**Given exercise:** Check each line of the listing below for the string "title", and copy the ones that have it.

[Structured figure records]
------------------------------------------------
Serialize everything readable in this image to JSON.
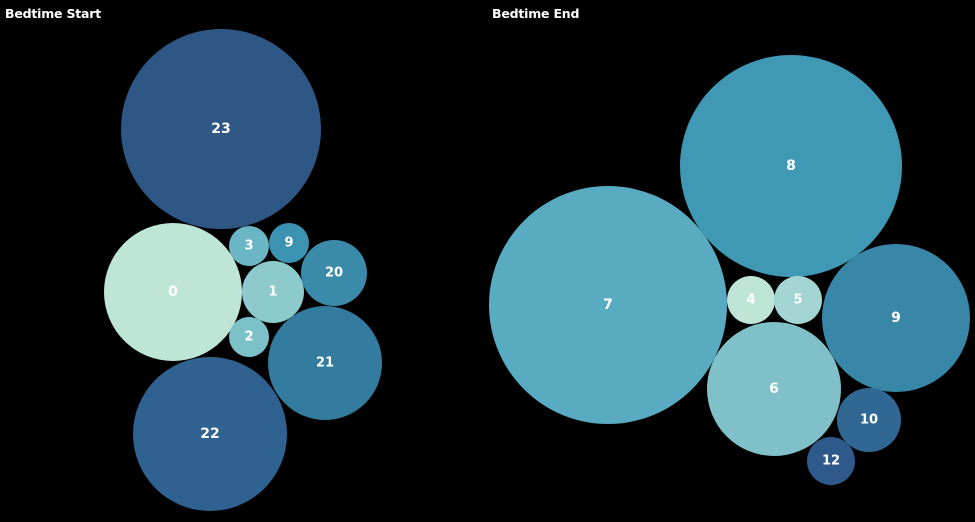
{
  "chart_data": [
    {
      "type": "bubble",
      "title": "Bedtime Start",
      "bubbles": [
        {
          "label": "23",
          "color": "#2f5786"
        },
        {
          "label": "0",
          "color": "#bfe5d7"
        },
        {
          "label": "22",
          "color": "#2f6290"
        },
        {
          "label": "21",
          "color": "#347ba0"
        },
        {
          "label": "20",
          "color": "#3a8aaa"
        },
        {
          "label": "1",
          "color": "#8dcacc"
        },
        {
          "label": "3",
          "color": "#6ab6c4"
        },
        {
          "label": "9",
          "color": "#3c92b1"
        },
        {
          "label": "2",
          "color": "#7cc1c8"
        }
      ]
    },
    {
      "type": "bubble",
      "title": "Bedtime End",
      "bubbles": [
        {
          "label": "7",
          "color": "#58abc1"
        },
        {
          "label": "8",
          "color": "#3f98b4"
        },
        {
          "label": "9",
          "color": "#3886a8"
        },
        {
          "label": "6",
          "color": "#80c0c9"
        },
        {
          "label": "10",
          "color": "#306893"
        },
        {
          "label": "12",
          "color": "#2d5a8a"
        },
        {
          "label": "4",
          "color": "#bfe5d7"
        },
        {
          "label": "5",
          "color": "#a3d6d3"
        }
      ]
    }
  ]
}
------------------------------------------------
**Exercise response:**
      "title": "Bedtime Start",
      "title": "Bedtime End",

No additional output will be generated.